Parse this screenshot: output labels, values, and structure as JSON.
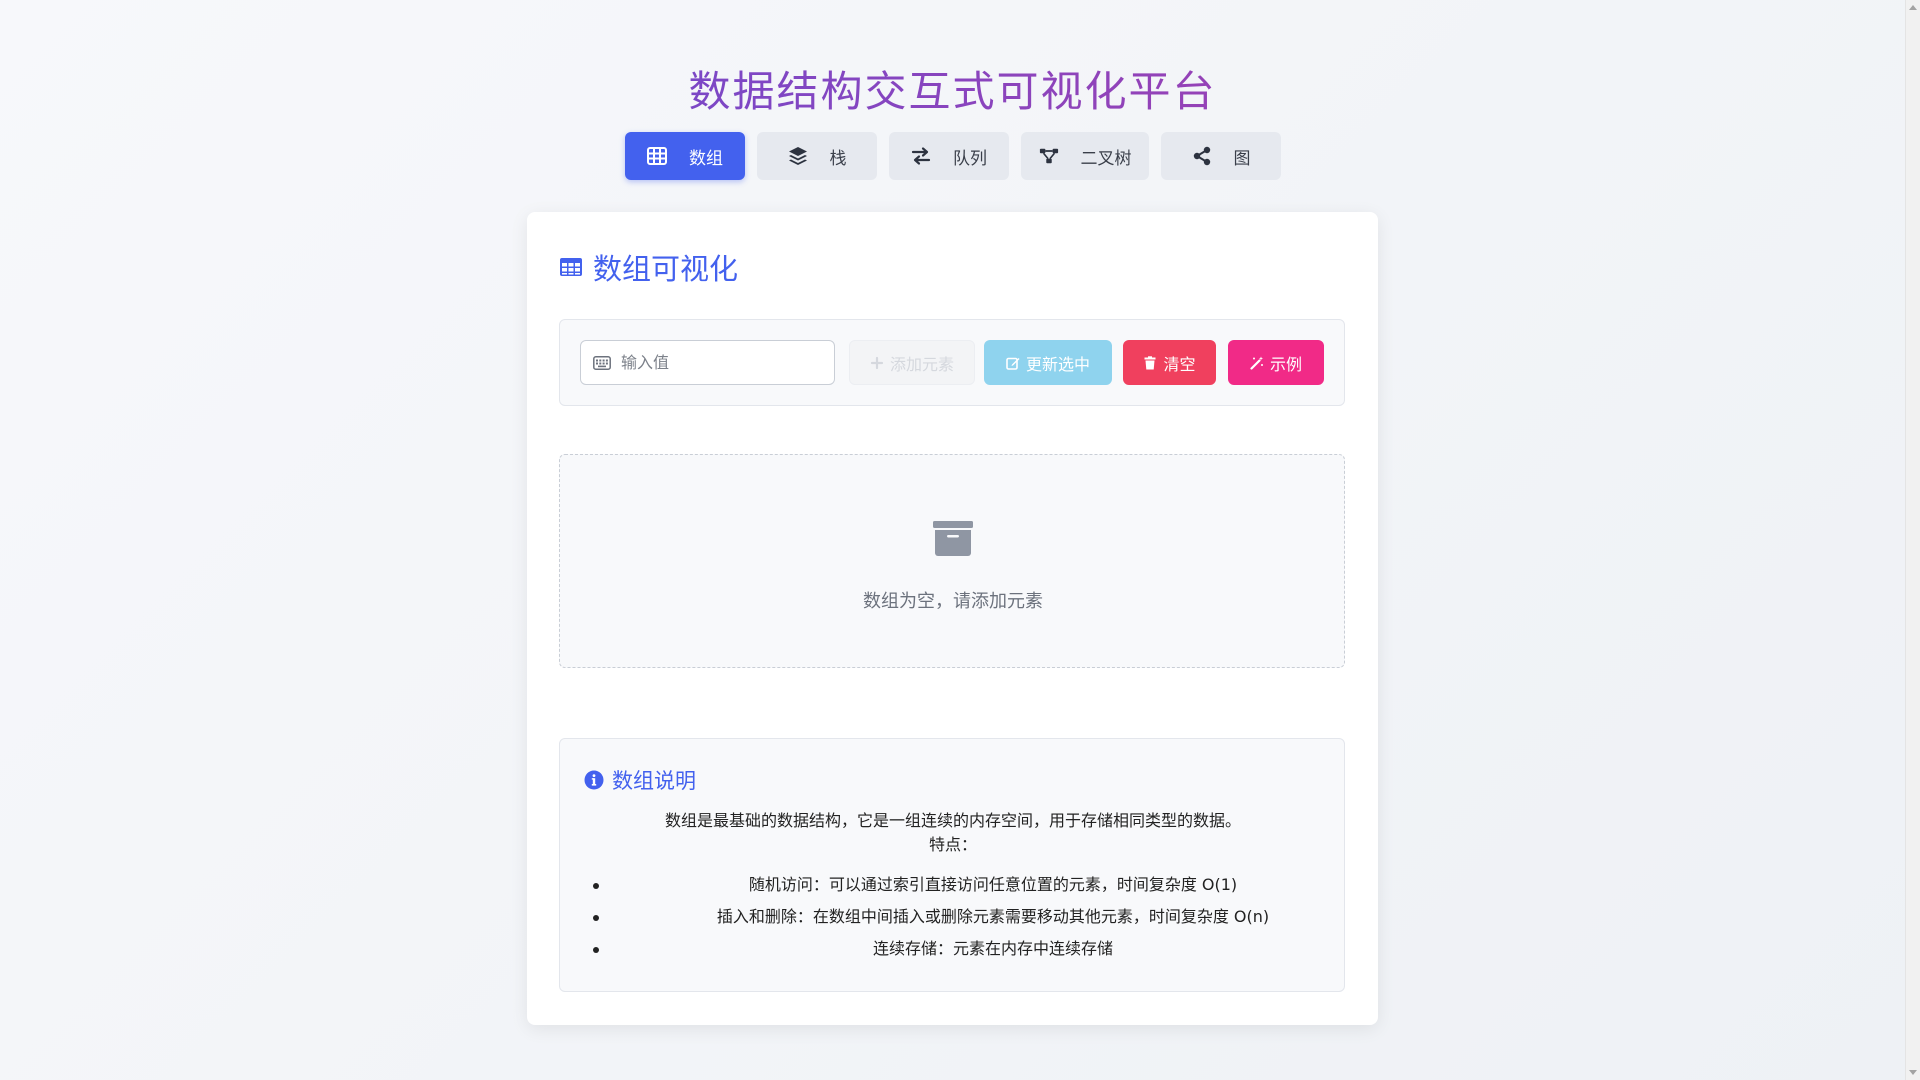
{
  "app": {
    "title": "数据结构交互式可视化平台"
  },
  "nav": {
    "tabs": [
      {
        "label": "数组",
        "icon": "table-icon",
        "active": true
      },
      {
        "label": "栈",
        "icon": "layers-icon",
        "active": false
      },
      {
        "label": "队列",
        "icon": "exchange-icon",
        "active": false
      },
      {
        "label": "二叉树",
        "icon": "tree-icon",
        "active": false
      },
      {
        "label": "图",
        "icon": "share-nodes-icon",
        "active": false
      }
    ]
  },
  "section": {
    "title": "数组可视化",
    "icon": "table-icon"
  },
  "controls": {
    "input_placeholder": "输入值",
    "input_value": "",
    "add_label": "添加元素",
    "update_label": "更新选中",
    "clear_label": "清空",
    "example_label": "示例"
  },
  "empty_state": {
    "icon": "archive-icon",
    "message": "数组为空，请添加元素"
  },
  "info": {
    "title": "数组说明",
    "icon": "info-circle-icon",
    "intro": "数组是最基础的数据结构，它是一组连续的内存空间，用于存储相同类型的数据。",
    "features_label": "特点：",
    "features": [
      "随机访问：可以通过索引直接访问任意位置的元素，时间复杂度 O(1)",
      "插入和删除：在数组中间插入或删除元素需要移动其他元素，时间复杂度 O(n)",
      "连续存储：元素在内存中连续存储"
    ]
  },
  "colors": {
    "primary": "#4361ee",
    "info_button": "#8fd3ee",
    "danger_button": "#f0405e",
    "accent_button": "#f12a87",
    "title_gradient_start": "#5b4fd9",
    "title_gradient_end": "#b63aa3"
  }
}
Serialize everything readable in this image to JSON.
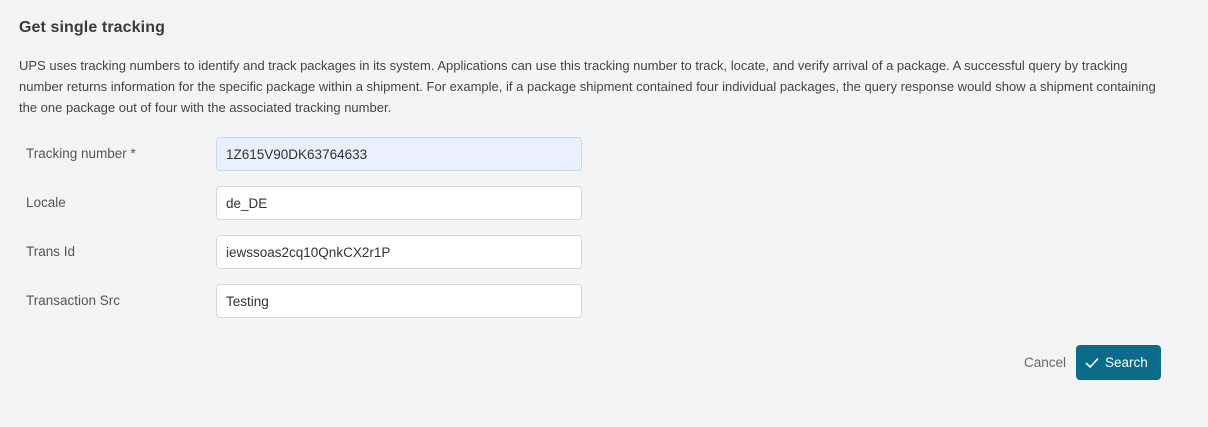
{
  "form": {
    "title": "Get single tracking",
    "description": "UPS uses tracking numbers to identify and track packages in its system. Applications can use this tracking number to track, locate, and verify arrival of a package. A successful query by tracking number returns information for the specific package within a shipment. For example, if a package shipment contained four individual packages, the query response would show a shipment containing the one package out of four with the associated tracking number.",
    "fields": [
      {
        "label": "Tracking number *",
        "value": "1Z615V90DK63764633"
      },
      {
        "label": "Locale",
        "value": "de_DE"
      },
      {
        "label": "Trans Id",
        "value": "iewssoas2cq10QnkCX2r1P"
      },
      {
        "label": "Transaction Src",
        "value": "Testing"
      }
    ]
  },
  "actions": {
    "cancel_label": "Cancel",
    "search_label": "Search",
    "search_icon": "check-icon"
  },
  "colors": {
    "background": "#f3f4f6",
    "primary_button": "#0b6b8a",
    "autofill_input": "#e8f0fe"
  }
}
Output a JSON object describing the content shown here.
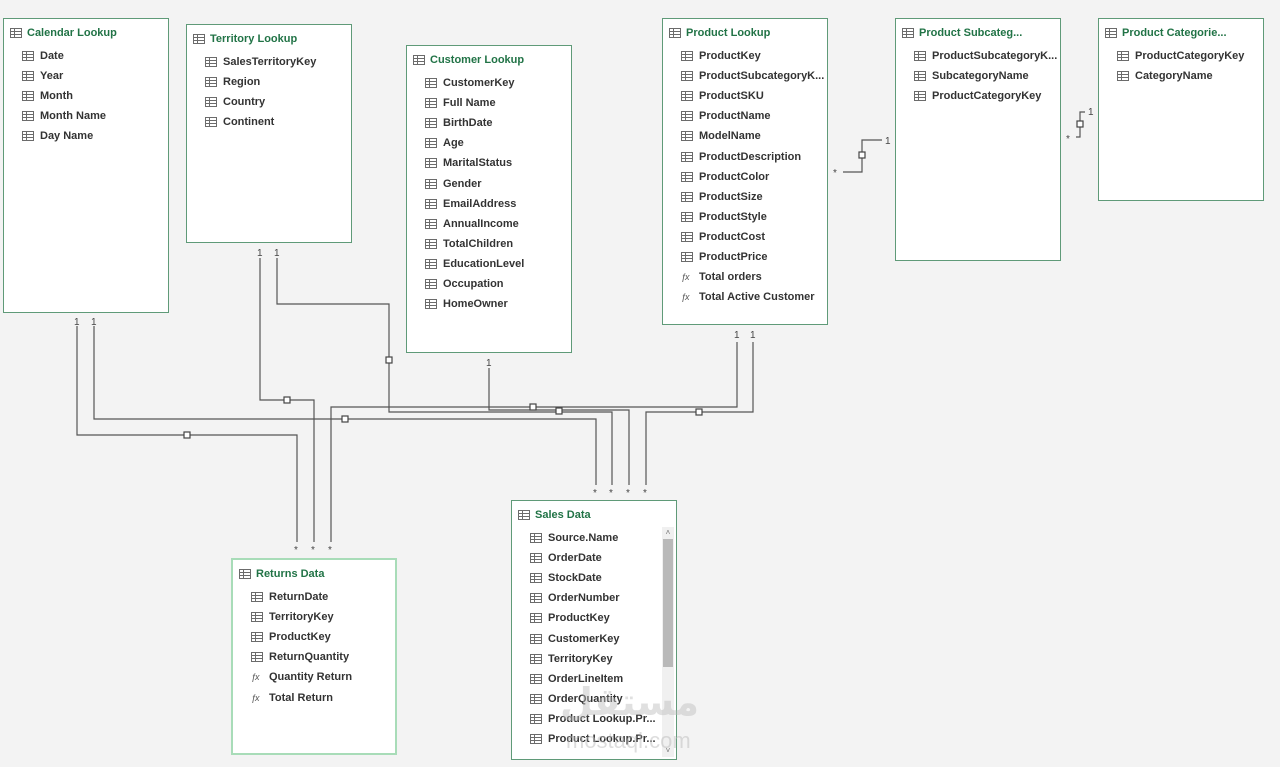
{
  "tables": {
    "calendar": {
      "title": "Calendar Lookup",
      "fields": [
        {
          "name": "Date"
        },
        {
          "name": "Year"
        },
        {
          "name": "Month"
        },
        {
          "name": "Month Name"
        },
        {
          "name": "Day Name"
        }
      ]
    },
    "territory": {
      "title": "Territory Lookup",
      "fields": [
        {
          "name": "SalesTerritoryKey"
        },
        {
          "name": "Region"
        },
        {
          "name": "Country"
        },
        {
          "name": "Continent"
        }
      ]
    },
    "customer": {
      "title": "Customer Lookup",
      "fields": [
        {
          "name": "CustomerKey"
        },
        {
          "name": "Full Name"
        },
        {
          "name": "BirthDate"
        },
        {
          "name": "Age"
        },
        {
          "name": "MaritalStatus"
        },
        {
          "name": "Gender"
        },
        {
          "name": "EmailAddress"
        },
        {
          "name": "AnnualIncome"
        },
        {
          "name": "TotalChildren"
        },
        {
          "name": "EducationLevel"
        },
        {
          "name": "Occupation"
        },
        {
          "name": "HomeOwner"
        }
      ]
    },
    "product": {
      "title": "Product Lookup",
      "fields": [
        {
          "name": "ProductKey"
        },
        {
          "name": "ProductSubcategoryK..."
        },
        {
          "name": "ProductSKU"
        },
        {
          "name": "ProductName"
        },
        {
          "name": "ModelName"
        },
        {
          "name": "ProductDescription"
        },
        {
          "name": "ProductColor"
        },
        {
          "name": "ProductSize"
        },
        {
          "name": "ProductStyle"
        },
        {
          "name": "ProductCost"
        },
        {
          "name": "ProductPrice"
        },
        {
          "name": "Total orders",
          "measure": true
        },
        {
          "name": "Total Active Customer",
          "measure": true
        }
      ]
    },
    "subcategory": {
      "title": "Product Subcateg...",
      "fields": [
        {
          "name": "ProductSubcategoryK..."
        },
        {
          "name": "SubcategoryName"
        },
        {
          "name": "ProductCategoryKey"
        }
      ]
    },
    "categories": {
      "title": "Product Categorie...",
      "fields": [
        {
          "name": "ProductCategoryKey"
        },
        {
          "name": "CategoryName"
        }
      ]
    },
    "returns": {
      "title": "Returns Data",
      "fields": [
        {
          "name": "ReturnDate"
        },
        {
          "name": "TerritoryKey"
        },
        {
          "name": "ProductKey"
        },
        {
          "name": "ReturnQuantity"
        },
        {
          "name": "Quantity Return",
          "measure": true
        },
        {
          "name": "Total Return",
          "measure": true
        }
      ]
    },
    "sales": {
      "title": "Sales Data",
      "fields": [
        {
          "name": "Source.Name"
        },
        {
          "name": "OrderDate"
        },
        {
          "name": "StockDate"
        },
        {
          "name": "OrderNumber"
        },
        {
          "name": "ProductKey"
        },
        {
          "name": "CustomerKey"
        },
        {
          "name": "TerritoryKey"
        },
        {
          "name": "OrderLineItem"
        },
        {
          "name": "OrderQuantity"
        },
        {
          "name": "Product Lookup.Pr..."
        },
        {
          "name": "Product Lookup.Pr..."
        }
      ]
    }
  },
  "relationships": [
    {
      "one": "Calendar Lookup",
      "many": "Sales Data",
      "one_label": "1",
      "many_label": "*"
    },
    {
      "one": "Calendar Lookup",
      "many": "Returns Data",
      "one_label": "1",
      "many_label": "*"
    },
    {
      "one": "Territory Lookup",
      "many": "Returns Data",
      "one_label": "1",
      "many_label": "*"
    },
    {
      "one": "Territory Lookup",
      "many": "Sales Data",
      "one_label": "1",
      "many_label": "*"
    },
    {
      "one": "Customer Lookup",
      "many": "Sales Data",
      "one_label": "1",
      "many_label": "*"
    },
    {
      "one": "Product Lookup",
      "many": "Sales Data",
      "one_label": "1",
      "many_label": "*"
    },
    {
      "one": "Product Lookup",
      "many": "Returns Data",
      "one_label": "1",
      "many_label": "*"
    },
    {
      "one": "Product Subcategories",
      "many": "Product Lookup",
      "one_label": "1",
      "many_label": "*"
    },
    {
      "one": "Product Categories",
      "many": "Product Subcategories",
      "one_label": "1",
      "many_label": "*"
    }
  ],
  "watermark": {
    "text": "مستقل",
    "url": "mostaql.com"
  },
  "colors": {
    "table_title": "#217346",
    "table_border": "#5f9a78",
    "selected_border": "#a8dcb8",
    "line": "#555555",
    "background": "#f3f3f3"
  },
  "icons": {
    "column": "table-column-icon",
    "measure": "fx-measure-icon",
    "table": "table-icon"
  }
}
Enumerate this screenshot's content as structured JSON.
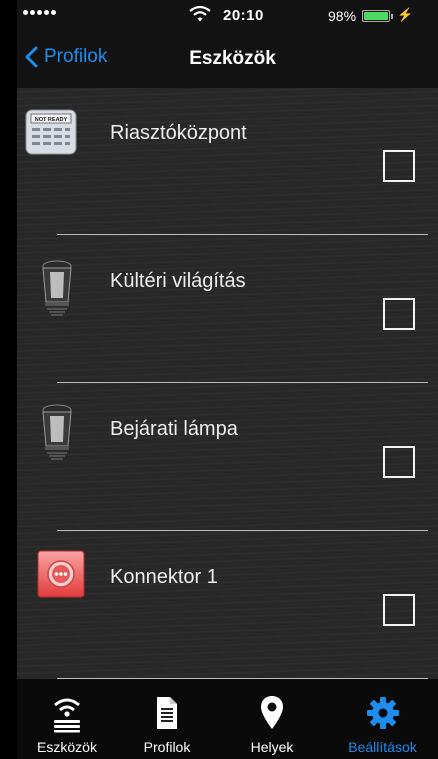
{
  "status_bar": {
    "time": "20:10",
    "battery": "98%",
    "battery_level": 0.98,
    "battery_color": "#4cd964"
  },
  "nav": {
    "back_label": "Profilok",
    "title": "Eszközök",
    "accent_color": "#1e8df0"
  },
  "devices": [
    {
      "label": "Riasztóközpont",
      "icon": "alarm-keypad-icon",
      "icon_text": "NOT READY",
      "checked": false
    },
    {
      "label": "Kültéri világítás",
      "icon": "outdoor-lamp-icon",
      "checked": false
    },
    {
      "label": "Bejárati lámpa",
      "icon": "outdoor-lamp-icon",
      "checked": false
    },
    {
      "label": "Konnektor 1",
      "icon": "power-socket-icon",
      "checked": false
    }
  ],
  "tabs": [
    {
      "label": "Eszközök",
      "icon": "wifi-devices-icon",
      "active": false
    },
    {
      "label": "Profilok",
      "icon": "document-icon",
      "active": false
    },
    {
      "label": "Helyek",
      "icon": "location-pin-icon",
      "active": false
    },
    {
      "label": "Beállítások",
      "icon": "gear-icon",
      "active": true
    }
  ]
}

_WORK TO BE COMPLETED_
Look through the listing above. Pick out each line with "screenshot" and copy it.

_COMPLETE RESPONSE_
Parse this screenshot: output labels, values, and structure as JSON.
Enumerate this screenshot's content as structured JSON.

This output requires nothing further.